-- Available data start --

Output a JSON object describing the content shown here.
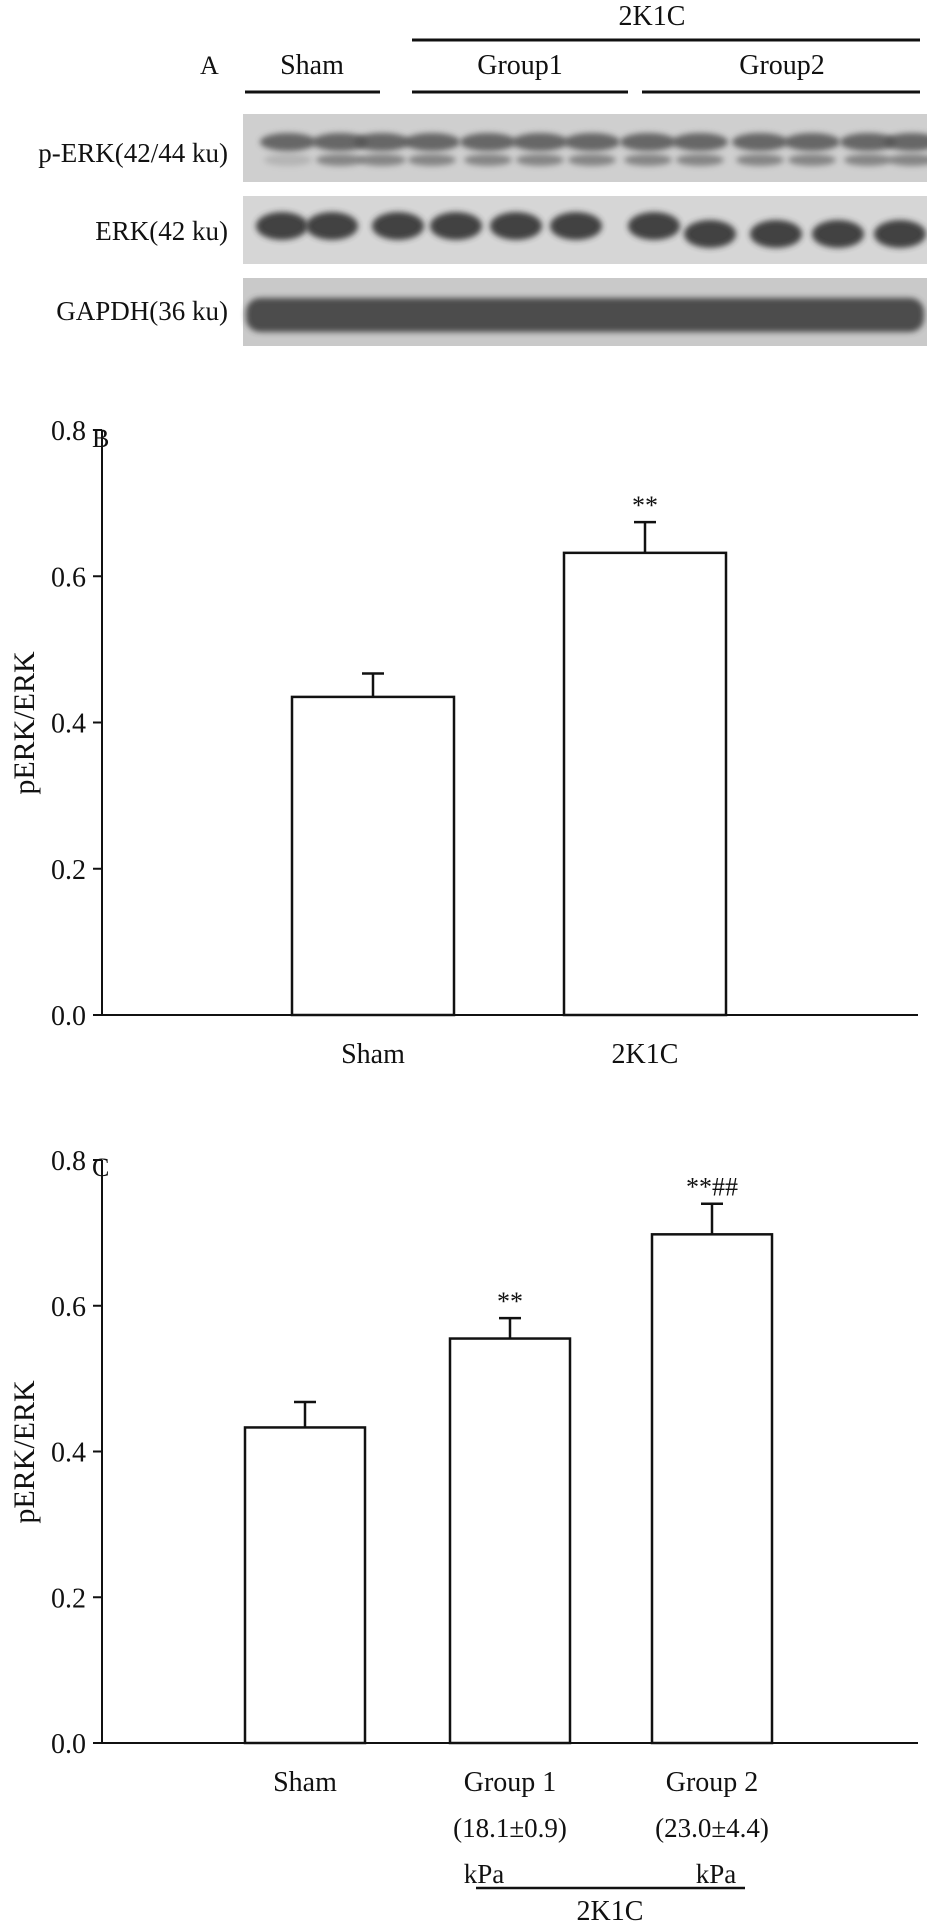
{
  "panel_a": {
    "label": "A",
    "group_header": "2K1C",
    "groups": [
      "Sham",
      "Group1",
      "Group2"
    ],
    "blots": [
      "p-ERK(42/44 ku)",
      "ERK(42 ku)",
      "GAPDH(36 ku)"
    ]
  },
  "chart_data": [
    {
      "type": "bar",
      "panel_label": "B",
      "ylabel": "pERK/ERK",
      "ylim": [
        0,
        0.8
      ],
      "yticks": [
        "0.0",
        "0.2",
        "0.4",
        "0.6",
        "0.8"
      ],
      "categories": [
        "Sham",
        "2K1C"
      ],
      "values": [
        0.435,
        0.632
      ],
      "errors": [
        0.032,
        0.042
      ],
      "annotations": [
        "",
        "**"
      ],
      "bar_fill": "#ffffff"
    },
    {
      "type": "bar",
      "panel_label": "C",
      "ylabel": "pERK/ERK",
      "ylim": [
        0,
        0.8
      ],
      "yticks": [
        "0.0",
        "0.2",
        "0.4",
        "0.6",
        "0.8"
      ],
      "categories": [
        "Sham",
        "Group 1",
        "Group 2"
      ],
      "category_sublabels": [
        "",
        "(18.1±0.9)",
        "(23.0±4.4)"
      ],
      "category_units": [
        "",
        "kPa",
        "kPa"
      ],
      "group_label": "2K1C",
      "values": [
        0.433,
        0.555,
        0.698
      ],
      "errors": [
        0.035,
        0.028,
        0.042
      ],
      "annotations": [
        "",
        "**",
        "**##"
      ],
      "bar_fill": "#ffffff"
    }
  ]
}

-- Available data end --

-- Task to carry out --
Output, exactly, all the records above; include no pictures.

-- Answer to the problem --
Output a JSON object describing the content shown here.
{
  "panel_a": {
    "label": "A",
    "group_header": "2K1C",
    "groups": [
      "Sham",
      "Group1",
      "Group2"
    ],
    "blots": [
      "p-ERK(42/44 ku)",
      "ERK(42 ku)",
      "GAPDH(36 ku)"
    ]
  },
  "chart_data": [
    {
      "type": "bar",
      "panel_label": "B",
      "ylabel": "pERK/ERK",
      "ylim": [
        0,
        0.8
      ],
      "yticks": [
        "0.0",
        "0.2",
        "0.4",
        "0.6",
        "0.8"
      ],
      "categories": [
        "Sham",
        "2K1C"
      ],
      "values": [
        0.435,
        0.632
      ],
      "errors": [
        0.032,
        0.042
      ],
      "annotations": [
        "",
        "**"
      ],
      "bar_fill": "#ffffff"
    },
    {
      "type": "bar",
      "panel_label": "C",
      "ylabel": "pERK/ERK",
      "ylim": [
        0,
        0.8
      ],
      "yticks": [
        "0.0",
        "0.2",
        "0.4",
        "0.6",
        "0.8"
      ],
      "categories": [
        "Sham",
        "Group 1",
        "Group 2"
      ],
      "category_sublabels": [
        "",
        "(18.1±0.9)",
        "(23.0±4.4)"
      ],
      "category_units": [
        "",
        "kPa",
        "kPa"
      ],
      "group_label": "2K1C",
      "values": [
        0.433,
        0.555,
        0.698
      ],
      "errors": [
        0.035,
        0.028,
        0.042
      ],
      "annotations": [
        "",
        "**",
        "**##"
      ],
      "bar_fill": "#ffffff"
    }
  ]
}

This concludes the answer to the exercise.